● **MATERIAL SUPPLIED**
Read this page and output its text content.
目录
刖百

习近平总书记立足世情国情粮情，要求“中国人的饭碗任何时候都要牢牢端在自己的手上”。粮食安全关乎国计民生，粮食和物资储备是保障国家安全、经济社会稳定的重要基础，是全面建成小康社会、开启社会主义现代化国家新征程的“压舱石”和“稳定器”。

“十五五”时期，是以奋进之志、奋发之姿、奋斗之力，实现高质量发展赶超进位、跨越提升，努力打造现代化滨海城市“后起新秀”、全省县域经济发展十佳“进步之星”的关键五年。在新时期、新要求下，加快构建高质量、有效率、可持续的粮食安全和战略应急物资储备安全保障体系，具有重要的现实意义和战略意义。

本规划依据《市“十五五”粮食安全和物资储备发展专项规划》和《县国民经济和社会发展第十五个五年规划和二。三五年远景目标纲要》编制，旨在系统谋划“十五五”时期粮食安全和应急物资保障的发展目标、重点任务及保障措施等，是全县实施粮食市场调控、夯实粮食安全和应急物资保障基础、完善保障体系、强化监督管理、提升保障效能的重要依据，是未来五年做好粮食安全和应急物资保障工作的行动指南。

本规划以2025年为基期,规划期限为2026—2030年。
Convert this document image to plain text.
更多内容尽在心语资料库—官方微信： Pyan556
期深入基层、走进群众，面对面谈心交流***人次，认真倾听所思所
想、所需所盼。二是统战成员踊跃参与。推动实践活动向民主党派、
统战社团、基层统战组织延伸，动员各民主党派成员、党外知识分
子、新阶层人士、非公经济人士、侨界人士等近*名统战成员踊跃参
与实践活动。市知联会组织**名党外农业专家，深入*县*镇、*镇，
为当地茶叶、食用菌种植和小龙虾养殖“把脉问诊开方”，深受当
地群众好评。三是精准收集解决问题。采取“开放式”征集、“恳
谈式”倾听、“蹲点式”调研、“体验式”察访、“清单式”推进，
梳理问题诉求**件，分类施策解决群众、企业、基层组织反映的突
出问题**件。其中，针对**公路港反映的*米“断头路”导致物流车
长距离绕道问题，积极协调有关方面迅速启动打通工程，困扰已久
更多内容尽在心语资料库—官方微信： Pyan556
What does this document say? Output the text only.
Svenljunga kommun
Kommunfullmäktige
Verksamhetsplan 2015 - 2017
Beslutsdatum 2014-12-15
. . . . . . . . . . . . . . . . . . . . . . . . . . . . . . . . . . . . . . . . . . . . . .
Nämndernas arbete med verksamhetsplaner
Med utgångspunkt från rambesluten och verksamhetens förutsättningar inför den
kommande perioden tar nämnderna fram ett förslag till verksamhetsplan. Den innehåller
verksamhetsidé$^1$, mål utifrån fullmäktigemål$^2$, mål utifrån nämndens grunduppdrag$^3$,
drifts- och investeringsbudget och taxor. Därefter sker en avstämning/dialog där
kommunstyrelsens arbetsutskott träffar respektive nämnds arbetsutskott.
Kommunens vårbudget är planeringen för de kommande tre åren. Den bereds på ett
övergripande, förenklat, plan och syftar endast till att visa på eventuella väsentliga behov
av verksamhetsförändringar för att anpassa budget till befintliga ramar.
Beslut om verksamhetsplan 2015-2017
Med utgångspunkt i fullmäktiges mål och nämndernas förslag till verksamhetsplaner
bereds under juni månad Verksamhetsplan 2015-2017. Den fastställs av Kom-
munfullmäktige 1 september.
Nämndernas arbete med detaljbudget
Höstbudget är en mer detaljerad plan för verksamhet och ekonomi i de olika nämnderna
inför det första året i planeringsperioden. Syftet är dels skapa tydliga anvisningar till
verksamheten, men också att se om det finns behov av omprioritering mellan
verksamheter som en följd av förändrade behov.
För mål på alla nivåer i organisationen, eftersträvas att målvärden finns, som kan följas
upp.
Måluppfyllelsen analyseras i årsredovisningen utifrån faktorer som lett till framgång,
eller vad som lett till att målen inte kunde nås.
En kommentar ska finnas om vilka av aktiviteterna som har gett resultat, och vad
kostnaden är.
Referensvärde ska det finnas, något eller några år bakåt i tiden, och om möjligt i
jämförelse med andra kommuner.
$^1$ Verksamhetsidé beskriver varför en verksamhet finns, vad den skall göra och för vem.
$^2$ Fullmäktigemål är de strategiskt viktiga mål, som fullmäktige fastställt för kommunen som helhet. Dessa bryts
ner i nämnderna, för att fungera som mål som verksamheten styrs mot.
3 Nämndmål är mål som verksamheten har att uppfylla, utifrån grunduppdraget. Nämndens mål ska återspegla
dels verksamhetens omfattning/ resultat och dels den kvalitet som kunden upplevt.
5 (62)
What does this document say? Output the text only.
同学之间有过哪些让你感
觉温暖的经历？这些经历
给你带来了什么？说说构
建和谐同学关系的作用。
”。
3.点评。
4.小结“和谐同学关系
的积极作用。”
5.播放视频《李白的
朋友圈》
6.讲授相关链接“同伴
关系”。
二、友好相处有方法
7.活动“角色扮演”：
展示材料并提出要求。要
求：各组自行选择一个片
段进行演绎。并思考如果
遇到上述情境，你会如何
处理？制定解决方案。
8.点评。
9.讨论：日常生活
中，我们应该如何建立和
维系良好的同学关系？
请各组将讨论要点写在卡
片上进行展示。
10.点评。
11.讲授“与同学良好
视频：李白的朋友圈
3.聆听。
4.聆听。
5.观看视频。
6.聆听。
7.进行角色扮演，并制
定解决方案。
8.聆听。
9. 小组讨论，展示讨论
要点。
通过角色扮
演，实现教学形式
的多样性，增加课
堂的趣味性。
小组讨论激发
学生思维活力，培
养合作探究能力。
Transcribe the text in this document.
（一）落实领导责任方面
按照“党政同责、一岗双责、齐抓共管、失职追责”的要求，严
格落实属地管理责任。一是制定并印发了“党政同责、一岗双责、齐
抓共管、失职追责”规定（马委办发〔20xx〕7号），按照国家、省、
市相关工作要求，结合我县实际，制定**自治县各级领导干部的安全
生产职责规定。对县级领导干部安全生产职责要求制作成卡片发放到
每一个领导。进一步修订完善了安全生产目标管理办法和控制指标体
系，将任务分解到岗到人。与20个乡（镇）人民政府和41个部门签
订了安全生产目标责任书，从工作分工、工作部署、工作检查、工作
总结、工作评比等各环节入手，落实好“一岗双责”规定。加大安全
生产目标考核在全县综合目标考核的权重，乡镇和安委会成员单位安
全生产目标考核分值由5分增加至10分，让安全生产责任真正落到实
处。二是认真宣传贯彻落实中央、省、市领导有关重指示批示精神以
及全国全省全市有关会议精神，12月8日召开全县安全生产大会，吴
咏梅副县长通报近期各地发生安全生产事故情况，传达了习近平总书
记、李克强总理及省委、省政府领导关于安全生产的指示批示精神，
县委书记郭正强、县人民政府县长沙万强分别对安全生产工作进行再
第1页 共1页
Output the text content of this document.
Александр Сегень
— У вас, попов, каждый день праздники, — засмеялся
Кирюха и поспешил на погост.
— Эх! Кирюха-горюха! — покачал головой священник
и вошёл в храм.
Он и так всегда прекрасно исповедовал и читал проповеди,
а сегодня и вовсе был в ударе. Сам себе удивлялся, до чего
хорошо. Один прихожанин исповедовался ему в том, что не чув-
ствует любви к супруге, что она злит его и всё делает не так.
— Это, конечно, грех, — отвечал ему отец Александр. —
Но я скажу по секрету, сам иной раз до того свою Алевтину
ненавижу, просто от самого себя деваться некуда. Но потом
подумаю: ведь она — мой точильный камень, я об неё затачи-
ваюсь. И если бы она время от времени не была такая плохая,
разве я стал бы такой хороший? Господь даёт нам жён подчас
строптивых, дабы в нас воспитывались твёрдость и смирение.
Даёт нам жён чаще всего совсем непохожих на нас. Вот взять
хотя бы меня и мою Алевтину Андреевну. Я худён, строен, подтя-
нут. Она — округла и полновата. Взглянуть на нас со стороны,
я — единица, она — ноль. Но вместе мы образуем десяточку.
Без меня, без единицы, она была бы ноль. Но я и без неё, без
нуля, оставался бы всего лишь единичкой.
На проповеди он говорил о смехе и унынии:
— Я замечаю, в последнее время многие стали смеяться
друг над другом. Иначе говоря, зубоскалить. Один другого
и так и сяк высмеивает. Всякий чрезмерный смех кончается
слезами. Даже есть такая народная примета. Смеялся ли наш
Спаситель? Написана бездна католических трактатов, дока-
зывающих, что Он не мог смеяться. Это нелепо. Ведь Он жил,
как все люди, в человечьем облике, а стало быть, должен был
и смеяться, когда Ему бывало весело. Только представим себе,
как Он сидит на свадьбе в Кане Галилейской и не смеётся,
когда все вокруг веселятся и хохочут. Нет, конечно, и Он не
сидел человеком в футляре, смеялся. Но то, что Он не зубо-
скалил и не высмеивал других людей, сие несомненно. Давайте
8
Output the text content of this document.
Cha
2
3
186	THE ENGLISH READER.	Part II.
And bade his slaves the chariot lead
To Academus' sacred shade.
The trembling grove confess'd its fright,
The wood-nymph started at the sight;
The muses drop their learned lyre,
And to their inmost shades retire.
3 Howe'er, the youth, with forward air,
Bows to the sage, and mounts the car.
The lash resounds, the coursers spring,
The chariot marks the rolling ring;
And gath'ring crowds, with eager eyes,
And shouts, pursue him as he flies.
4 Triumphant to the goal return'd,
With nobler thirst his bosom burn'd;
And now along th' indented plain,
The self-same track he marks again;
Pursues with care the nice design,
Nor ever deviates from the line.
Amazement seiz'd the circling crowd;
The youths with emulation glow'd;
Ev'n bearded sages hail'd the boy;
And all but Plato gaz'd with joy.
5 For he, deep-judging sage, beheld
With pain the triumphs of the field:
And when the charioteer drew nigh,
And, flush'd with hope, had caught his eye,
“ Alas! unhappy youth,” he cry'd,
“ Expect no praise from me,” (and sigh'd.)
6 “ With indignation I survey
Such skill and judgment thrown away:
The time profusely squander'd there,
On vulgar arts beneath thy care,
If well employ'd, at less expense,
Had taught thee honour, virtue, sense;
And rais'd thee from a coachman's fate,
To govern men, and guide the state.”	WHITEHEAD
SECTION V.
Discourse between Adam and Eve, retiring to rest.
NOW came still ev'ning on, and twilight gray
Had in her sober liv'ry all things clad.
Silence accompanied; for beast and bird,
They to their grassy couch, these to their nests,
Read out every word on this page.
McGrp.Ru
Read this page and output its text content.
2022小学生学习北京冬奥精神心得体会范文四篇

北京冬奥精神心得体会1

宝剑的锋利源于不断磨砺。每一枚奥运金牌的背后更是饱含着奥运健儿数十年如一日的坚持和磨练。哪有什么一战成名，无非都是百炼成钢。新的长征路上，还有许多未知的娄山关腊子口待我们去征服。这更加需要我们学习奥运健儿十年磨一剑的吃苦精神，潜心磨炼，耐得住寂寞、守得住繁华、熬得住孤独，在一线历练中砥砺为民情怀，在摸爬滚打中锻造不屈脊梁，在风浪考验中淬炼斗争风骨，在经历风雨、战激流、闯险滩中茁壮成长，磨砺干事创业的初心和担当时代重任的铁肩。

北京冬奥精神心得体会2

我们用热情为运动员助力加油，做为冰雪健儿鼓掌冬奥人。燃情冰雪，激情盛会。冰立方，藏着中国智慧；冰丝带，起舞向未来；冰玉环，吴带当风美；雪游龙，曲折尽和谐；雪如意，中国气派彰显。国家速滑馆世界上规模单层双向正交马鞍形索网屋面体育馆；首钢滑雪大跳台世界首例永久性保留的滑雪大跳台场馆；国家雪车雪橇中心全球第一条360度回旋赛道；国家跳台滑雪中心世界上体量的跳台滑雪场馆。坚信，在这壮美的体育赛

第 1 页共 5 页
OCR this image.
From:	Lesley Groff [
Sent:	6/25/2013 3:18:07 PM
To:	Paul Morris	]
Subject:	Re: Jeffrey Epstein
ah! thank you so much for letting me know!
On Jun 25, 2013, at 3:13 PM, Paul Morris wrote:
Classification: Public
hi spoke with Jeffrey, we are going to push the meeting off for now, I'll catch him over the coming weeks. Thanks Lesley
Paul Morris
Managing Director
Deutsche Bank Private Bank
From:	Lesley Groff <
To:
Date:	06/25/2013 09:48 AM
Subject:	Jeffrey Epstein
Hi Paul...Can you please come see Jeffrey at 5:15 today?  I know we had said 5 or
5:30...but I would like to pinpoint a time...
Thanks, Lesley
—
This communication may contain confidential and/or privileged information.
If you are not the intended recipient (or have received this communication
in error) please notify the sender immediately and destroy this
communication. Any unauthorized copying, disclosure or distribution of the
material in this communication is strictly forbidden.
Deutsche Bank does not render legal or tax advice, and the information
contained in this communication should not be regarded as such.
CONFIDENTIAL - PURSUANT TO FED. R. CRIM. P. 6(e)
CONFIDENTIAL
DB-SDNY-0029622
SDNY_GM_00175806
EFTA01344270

● **OBJECTIVE**
Using the listing above, show each line holding the string "information".

● **SOLUTION FOR THIS EXERCISE**
This communication may contain confidential and/or privileged information.
Deutsche Bank does not render legal or tax advice, and the information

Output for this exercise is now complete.